(Extracted data entries)
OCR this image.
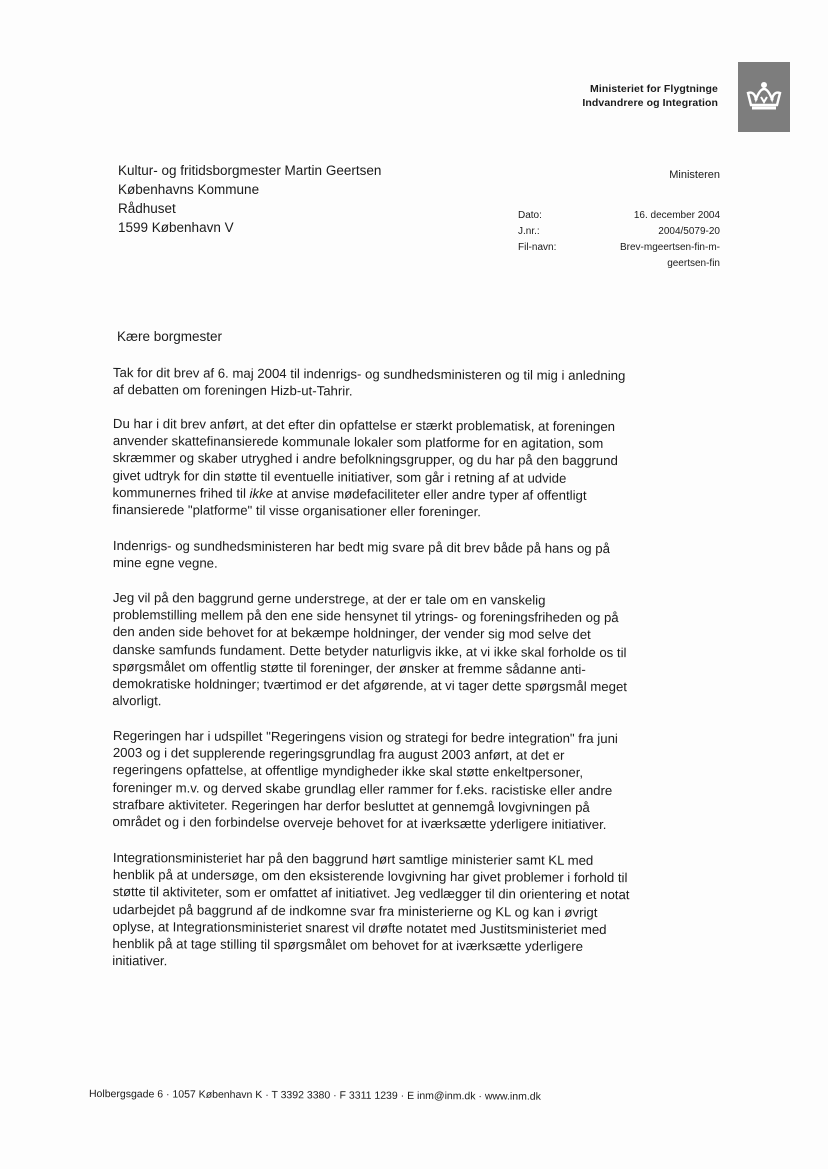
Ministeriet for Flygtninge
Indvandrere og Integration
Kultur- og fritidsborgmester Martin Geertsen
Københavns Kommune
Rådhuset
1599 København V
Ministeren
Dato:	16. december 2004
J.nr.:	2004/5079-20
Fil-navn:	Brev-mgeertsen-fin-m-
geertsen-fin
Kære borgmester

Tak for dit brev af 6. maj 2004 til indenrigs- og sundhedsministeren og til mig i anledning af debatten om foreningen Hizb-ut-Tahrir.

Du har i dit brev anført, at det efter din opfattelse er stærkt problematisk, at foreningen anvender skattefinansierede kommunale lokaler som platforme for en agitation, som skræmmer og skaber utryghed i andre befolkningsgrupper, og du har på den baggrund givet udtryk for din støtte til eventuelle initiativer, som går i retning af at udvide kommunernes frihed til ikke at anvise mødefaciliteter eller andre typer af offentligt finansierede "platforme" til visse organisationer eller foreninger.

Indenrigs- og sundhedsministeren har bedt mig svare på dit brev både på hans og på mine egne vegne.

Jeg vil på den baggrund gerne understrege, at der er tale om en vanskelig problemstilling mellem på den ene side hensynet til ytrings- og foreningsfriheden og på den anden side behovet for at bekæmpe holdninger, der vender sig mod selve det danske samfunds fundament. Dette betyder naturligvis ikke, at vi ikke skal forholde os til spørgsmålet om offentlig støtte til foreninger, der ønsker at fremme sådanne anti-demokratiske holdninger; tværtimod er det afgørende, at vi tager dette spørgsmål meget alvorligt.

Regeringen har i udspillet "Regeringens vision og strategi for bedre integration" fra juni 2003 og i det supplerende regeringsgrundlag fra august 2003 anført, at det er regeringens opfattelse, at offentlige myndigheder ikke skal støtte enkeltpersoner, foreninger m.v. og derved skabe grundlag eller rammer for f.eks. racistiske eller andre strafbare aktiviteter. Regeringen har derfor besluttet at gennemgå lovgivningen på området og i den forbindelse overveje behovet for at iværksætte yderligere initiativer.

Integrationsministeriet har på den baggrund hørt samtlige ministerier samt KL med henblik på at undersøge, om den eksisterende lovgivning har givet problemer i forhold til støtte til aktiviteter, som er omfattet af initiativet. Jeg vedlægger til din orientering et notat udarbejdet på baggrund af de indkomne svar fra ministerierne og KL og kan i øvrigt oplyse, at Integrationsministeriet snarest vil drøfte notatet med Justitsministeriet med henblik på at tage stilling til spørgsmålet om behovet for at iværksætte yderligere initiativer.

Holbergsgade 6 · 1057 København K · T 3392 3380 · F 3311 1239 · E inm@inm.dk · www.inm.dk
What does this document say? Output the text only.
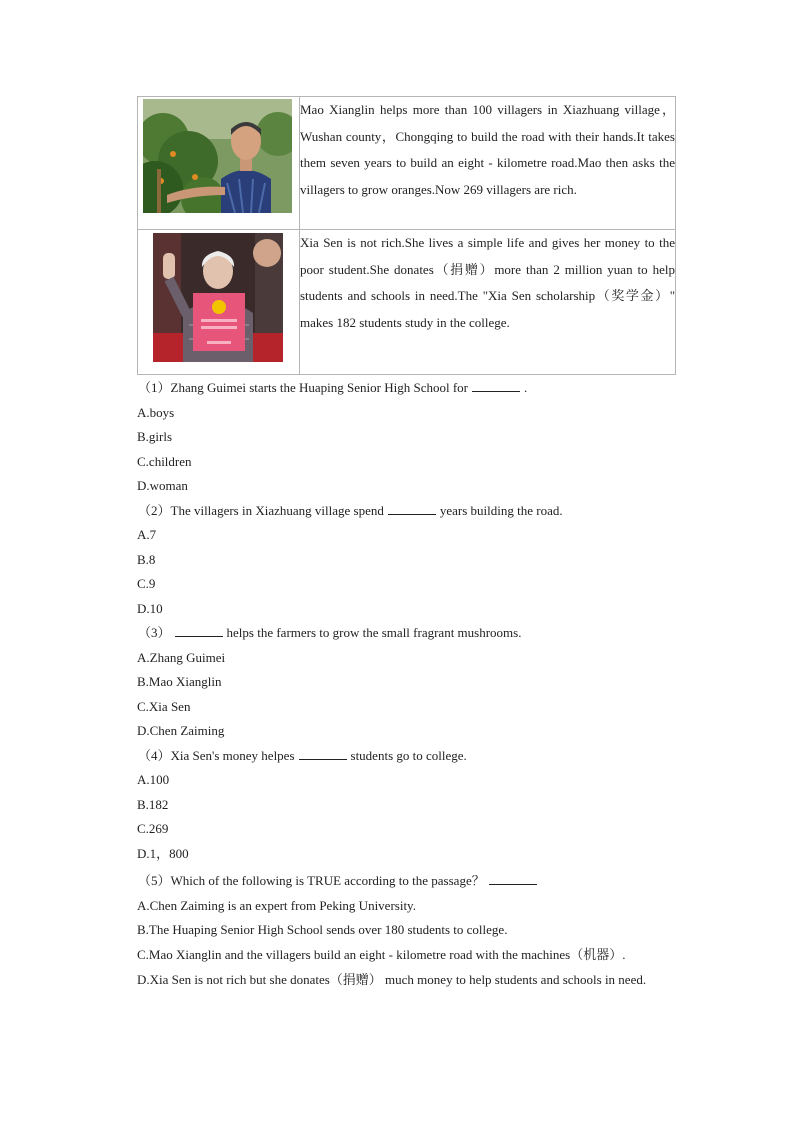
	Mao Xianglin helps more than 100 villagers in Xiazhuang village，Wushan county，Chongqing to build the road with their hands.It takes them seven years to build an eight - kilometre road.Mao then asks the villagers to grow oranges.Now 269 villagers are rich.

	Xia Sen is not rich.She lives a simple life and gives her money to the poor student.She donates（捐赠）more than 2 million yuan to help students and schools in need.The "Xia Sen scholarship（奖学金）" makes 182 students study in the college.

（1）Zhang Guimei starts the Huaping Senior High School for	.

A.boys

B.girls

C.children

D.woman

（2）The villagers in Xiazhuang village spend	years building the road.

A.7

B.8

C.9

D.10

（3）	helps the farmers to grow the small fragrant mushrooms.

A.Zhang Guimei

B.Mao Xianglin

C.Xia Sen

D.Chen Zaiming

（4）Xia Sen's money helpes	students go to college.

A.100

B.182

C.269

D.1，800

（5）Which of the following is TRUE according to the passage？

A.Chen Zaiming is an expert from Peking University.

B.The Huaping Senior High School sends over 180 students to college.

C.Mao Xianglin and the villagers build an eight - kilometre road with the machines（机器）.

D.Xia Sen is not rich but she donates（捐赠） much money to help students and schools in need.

## Your objective
Will you restate every entry word for word and omit the images?

## Response to this task
OCR this image.
Ministeriet for Flygtninge
Indvandrere og Integration
Kultur- og fritidsborgmester Martin Geertsen
Københavns Kommune
Rådhuset
1599 København V
Ministeren
Dato:	16. december 2004
J.nr.:	2004/5079-20
Fil-navn:	Brev-mgeertsen-fin-m-
geertsen-fin
Kære borgmester

Tak for dit brev af 6. maj 2004 til indenrigs- og sundhedsministeren og til mig i anledning af debatten om foreningen Hizb-ut-Tahrir.

Du har i dit brev anført, at det efter din opfattelse er stærkt problematisk, at foreningen anvender skattefinansierede kommunale lokaler som platforme for en agitation, som skræmmer og skaber utryghed i andre befolkningsgrupper, og du har på den baggrund givet udtryk for din støtte til eventuelle initiativer, som går i retning af at udvide kommunernes frihed til ikke at anvise mødefaciliteter eller andre typer af offentligt finansierede "platforme" til visse organisationer eller foreninger.

Indenrigs- og sundhedsministeren har bedt mig svare på dit brev både på hans og på mine egne vegne.

Jeg vil på den baggrund gerne understrege, at der er tale om en vanskelig problemstilling mellem på den ene side hensynet til ytrings- og foreningsfriheden og på den anden side behovet for at bekæmpe holdninger, der vender sig mod selve det danske samfunds fundament. Dette betyder naturligvis ikke, at vi ikke skal forholde os til spørgsmålet om offentlig støtte til foreninger, der ønsker at fremme sådanne anti-demokratiske holdninger; tværtimod er det afgørende, at vi tager dette spørgsmål meget alvorligt.

Regeringen har i udspillet "Regeringens vision og strategi for bedre integration" fra juni 2003 og i det supplerende regeringsgrundlag fra august 2003 anført, at det er regeringens opfattelse, at offentlige myndigheder ikke skal støtte enkeltpersoner, foreninger m.v. og derved skabe grundlag eller rammer for f.eks. racistiske eller andre strafbare aktiviteter. Regeringen har derfor besluttet at gennemgå lovgivningen på området og i den forbindelse overveje behovet for at iværksætte yderligere initiativer.

Integrationsministeriet har på den baggrund hørt samtlige ministerier samt KL med henblik på at undersøge, om den eksisterende lovgivning har givet problemer i forhold til støtte til aktiviteter, som er omfattet af initiativet. Jeg vedlægger til din orientering et notat udarbejdet på baggrund af de indkomne svar fra ministerierne og KL og kan i øvrigt oplyse, at Integrationsministeriet snarest vil drøfte notatet med Justitsministeriet med henblik på at tage stilling til spørgsmålet om behovet for at iværksætte yderligere initiativer.

Holbergsgade 6 · 1057 København K · T 3392 3380 · F 3311 1239 · E inm@inm.dk · www.inm.dk
What does this document say? Output the text only.
	Mao Xianglin helps more than 100 villagers in Xiazhuang village，Wushan county，Chongqing to build the road with their hands.It takes them seven years to build an eight - kilometre road.Mao then asks the villagers to grow oranges.Now 269 villagers are rich.

	Xia Sen is not rich.She lives a simple life and gives her money to the poor student.She donates（捐赠）more than 2 million yuan to help students and schools in need.The "Xia Sen scholarship（奖学金）" makes 182 students study in the college.

（1）Zhang Guimei starts the Huaping Senior High School for	.

A.boys

B.girls

C.children

D.woman

（2）The villagers in Xiazhuang village spend	years building the road.

A.7

B.8

C.9

D.10

（3）	helps the farmers to grow the small fragrant mushrooms.

A.Zhang Guimei

B.Mao Xianglin

C.Xia Sen

D.Chen Zaiming

（4）Xia Sen's money helpes	students go to college.

A.100

B.182

C.269

D.1，800

（5）Which of the following is TRUE according to the passage？

A.Chen Zaiming is an expert from Peking University.

B.The Huaping Senior High School sends over 180 students to college.

C.Mao Xianglin and the villagers build an eight - kilometre road with the machines（机器）.

D.Xia Sen is not rich but she donates（捐赠） much money to help students and schools in need.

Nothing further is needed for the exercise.